Problem statement =>
Answer with a single number, the count of lines holding the word "износа".

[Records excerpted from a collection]

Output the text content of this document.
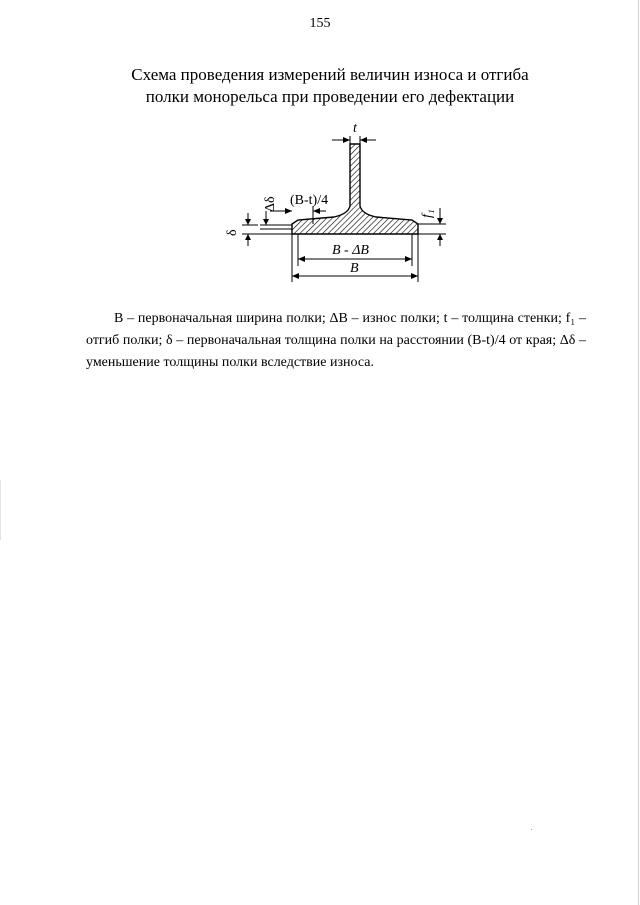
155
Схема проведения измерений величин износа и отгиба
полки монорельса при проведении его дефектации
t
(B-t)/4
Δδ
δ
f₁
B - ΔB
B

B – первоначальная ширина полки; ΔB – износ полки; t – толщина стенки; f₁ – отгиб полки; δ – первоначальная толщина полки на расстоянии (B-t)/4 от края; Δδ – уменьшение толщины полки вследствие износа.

Completed exercise =>
2